[Set problem] All of the data needs to be repeated exactly.

Dataset records
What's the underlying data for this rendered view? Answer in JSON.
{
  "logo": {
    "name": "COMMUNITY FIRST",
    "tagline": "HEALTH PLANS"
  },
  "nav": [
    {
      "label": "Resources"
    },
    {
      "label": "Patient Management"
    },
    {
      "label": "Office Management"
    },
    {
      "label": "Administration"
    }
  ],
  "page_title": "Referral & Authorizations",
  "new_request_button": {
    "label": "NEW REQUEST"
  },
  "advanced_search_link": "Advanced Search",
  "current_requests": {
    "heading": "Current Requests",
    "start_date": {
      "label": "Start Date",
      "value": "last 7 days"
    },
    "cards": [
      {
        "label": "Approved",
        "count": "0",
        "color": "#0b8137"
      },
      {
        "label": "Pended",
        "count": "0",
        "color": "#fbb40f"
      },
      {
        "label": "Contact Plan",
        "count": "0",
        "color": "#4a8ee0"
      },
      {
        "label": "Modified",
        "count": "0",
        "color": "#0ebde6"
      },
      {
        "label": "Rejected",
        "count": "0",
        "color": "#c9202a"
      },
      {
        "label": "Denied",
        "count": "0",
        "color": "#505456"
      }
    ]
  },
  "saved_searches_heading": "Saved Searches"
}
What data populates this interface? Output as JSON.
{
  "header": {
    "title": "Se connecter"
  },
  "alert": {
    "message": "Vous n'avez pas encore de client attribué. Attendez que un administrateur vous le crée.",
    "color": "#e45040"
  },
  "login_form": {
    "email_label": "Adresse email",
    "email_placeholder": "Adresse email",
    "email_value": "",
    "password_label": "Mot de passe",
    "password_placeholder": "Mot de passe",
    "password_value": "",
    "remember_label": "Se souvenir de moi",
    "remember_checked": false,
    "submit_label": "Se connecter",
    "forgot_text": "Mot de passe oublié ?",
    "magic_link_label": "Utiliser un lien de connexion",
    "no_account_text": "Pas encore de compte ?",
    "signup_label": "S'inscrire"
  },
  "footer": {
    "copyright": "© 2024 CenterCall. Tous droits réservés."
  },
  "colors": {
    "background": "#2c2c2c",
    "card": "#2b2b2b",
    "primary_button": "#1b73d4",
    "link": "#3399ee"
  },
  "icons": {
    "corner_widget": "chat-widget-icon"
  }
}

[Answer below]
What's the underlying data for this rendered view? Answer in JSON.
{
  "logo": {
    "name": "COMMUNITY FIRST",
    "tagline": "HEALTH PLANS"
  },
  "nav": [
    {
      "label": "Resources"
    },
    {
      "label": "Patient Management"
    },
    {
      "label": "Office Management"
    },
    {
      "label": "Administration"
    }
  ],
  "page_title": "Referral & Authorizations",
  "new_request_button": {
    "label": "NEW REQUEST"
  },
  "advanced_search_link": "Advanced Search",
  "current_requests": {
    "heading": "Current Requests",
    "start_date": {
      "label": "Start Date",
      "value": "last 7 days"
    },
    "cards": [
      {
        "label": "Approved",
        "count": "0",
        "color": "#0b8137"
      },
      {
        "label": "Pended",
        "count": "0",
        "color": "#fbb40f"
      },
      {
        "label": "Contact Plan",
        "count": "0",
        "color": "#4a8ee0"
      },
      {
        "label": "Modified",
        "count": "0",
        "color": "#0ebde6"
      },
      {
        "label": "Rejected",
        "count": "0",
        "color": "#c9202a"
      },
      {
        "label": "Denied",
        "count": "0",
        "color": "#505456"
      }
    ]
  },
  "saved_searches_heading": "Saved Searches"
}
What data populates this interface? Output as JSON.
{
  "header": {
    "title": "Se connecter"
  },
  "alert": {
    "message": "Vous n'avez pas encore de client attribué. Attendez que un administrateur vous le crée.",
    "color": "#e45040"
  },
  "login_form": {
    "email_label": "Adresse email",
    "email_placeholder": "Adresse email",
    "email_value": "",
    "password_label": "Mot de passe",
    "password_placeholder": "Mot de passe",
    "password_value": "",
    "remember_label": "Se souvenir de moi",
    "remember_checked": false,
    "submit_label": "Se connecter",
    "forgot_text": "Mot de passe oublié ?",
    "magic_link_label": "Utiliser un lien de connexion",
    "no_account_text": "Pas encore de compte ?",
    "signup_label": "S'inscrire"
  },
  "footer": {
    "copyright": "© 2024 CenterCall. Tous droits réservés."
  },
  "colors": {
    "background": "#2c2c2c",
    "card": "#2b2b2b",
    "primary_button": "#1b73d4",
    "link": "#3399ee"
  },
  "icons": {
    "corner_widget": "chat-widget-icon"
  }
}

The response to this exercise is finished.